• _DIRECTION_
Copy every line that mentions the word "this".
──────── DATA FOR PROCESSING
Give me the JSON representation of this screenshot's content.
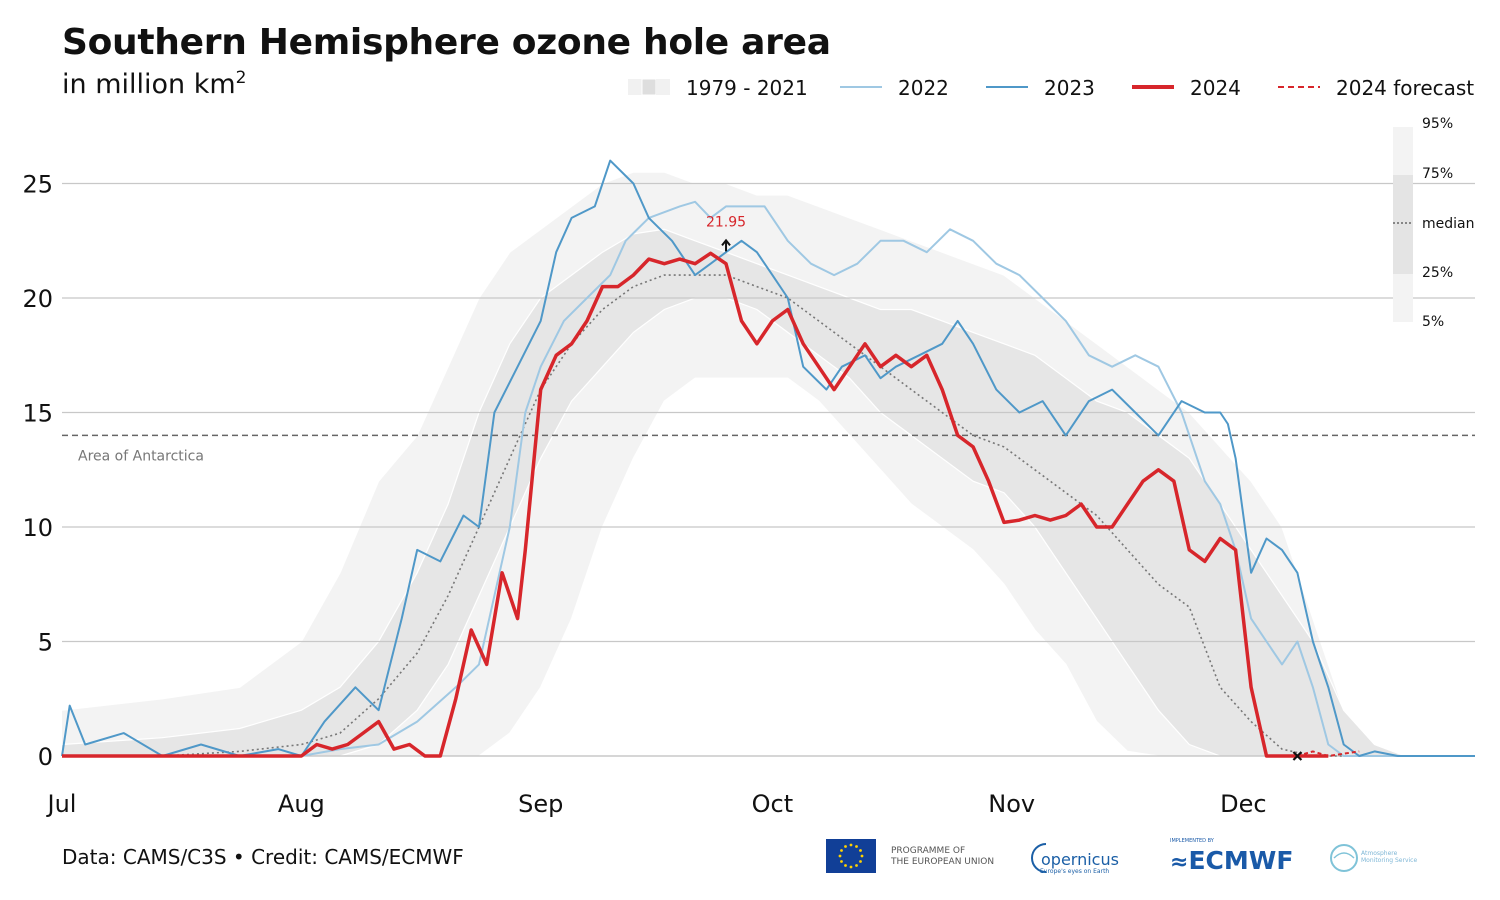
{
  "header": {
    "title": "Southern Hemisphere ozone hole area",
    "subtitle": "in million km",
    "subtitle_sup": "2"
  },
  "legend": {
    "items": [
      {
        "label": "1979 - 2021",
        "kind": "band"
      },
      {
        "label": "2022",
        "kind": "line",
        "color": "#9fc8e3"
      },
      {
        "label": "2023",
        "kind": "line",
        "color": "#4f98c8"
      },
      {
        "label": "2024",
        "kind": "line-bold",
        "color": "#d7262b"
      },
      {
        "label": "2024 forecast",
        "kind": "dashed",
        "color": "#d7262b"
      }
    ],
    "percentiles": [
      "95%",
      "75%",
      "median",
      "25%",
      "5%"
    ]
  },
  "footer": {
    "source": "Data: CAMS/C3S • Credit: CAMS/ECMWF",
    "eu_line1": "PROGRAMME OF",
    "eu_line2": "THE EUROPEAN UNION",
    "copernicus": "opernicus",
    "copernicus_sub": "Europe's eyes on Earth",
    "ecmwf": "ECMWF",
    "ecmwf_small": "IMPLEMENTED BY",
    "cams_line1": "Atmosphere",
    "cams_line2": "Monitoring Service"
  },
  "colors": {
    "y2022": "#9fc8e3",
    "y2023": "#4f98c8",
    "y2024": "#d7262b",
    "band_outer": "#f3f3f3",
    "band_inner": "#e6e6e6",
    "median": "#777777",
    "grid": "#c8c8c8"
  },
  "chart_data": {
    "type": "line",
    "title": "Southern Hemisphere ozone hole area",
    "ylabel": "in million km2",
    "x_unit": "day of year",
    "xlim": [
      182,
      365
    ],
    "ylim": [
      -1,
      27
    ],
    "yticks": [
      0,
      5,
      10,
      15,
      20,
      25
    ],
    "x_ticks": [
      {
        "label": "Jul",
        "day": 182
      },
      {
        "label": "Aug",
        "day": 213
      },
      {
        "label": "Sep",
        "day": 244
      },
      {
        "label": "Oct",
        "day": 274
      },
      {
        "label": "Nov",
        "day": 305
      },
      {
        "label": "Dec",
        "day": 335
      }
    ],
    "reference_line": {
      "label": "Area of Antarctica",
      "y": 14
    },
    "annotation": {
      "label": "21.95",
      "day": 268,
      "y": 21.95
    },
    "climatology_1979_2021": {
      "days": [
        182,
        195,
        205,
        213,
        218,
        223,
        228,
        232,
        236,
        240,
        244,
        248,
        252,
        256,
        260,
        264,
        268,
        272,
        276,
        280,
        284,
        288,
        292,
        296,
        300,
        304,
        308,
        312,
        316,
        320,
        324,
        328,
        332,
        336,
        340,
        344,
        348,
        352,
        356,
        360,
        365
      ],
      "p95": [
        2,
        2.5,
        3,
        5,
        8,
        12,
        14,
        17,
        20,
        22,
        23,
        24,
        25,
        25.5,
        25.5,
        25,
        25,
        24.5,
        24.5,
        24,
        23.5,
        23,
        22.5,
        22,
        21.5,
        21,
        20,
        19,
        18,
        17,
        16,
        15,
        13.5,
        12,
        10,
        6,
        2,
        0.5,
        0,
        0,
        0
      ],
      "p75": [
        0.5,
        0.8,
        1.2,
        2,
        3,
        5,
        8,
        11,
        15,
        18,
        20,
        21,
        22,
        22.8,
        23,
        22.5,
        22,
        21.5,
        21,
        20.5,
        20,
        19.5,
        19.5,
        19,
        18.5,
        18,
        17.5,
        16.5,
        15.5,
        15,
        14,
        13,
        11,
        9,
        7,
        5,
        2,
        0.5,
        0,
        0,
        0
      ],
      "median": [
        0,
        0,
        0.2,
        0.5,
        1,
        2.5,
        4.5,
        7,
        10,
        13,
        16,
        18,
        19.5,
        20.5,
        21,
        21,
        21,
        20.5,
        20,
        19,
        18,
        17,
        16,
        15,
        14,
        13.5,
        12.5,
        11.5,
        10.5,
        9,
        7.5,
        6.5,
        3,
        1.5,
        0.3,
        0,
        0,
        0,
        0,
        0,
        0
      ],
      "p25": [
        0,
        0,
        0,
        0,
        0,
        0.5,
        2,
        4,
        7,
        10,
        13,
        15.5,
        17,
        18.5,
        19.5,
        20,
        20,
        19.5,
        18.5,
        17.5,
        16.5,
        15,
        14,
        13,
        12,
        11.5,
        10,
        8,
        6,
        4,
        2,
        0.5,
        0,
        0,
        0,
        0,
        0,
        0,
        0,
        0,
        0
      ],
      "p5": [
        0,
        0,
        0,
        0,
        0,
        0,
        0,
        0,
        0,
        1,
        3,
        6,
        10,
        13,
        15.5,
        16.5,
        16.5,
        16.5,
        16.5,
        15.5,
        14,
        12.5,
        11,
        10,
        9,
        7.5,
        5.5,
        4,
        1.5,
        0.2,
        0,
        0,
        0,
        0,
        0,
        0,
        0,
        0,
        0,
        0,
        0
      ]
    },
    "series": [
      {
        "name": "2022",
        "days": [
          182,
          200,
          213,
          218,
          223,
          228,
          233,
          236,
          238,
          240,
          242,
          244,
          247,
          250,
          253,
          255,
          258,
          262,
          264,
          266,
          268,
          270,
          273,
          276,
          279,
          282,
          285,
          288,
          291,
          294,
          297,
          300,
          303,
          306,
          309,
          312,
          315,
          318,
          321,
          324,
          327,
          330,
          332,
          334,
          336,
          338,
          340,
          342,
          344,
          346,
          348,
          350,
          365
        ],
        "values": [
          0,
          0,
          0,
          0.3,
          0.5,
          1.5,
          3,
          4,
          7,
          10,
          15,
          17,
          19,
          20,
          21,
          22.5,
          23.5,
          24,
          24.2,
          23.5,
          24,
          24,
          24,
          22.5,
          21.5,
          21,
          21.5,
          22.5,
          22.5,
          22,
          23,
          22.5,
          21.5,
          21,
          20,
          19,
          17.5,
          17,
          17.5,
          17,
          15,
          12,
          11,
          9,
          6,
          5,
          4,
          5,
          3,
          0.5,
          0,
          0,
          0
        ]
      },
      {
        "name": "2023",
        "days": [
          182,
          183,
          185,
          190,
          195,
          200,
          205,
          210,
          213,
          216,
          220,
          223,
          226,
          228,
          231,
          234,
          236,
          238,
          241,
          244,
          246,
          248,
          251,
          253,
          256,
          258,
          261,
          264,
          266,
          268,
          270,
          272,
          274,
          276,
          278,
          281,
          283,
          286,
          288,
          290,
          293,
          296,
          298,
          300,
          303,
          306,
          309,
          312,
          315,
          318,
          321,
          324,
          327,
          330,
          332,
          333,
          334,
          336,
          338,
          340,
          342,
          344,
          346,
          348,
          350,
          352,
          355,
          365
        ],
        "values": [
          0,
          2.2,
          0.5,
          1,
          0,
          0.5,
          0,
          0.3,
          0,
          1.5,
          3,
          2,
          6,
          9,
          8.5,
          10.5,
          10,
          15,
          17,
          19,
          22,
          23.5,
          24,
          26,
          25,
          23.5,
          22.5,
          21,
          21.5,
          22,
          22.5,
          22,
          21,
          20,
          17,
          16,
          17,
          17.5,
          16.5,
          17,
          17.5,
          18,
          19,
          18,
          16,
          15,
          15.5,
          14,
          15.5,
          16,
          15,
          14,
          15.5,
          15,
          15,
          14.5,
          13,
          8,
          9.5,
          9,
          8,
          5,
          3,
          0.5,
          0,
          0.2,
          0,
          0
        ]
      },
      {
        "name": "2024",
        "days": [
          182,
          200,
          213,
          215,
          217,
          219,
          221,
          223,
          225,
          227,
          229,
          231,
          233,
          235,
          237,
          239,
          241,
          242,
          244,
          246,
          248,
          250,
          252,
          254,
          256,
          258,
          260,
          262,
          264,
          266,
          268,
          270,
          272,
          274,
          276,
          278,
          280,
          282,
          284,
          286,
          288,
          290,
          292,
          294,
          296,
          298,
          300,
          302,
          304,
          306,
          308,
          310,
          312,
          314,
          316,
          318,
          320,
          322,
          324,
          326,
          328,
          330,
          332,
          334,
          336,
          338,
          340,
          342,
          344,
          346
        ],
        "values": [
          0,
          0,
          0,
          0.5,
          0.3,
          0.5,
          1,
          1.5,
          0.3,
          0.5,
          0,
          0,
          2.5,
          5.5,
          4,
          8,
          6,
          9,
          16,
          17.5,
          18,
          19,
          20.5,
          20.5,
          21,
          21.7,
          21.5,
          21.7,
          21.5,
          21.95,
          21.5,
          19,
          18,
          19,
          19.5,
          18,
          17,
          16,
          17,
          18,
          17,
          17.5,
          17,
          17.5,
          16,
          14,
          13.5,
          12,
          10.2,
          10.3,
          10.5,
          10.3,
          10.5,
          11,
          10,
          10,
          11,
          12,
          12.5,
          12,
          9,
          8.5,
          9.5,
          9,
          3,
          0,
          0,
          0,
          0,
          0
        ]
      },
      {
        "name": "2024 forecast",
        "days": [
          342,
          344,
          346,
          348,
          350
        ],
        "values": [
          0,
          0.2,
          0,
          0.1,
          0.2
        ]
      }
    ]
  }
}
────────────────
──────── DATA FOR PROCESSING
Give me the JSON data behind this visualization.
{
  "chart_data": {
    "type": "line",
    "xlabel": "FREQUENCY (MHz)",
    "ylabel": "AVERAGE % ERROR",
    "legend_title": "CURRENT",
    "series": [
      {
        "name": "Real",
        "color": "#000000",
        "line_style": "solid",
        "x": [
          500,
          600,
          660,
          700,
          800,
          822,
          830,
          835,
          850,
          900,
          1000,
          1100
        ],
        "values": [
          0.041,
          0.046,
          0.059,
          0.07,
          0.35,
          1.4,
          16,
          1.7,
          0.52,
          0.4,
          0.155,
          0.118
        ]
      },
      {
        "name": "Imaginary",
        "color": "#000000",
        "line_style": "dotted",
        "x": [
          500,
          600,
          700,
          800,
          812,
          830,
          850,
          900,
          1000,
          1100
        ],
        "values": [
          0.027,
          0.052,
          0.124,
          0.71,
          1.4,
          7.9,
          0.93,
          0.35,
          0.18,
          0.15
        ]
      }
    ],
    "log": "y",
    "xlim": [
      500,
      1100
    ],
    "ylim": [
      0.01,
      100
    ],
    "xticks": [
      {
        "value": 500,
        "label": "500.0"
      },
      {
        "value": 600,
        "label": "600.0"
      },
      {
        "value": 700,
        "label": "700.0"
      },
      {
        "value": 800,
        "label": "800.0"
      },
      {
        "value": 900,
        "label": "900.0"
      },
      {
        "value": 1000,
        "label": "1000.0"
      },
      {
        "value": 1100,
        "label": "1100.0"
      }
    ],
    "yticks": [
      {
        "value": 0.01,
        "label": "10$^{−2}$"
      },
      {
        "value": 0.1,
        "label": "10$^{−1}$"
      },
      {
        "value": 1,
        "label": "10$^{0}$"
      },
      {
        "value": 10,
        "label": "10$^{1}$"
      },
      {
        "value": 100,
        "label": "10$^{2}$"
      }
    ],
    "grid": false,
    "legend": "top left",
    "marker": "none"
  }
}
────────────────
• _COMPLETE RESPONSE_
Give me the JSON representation of this screenshot's content.
Give me the JSON data behind this visualization.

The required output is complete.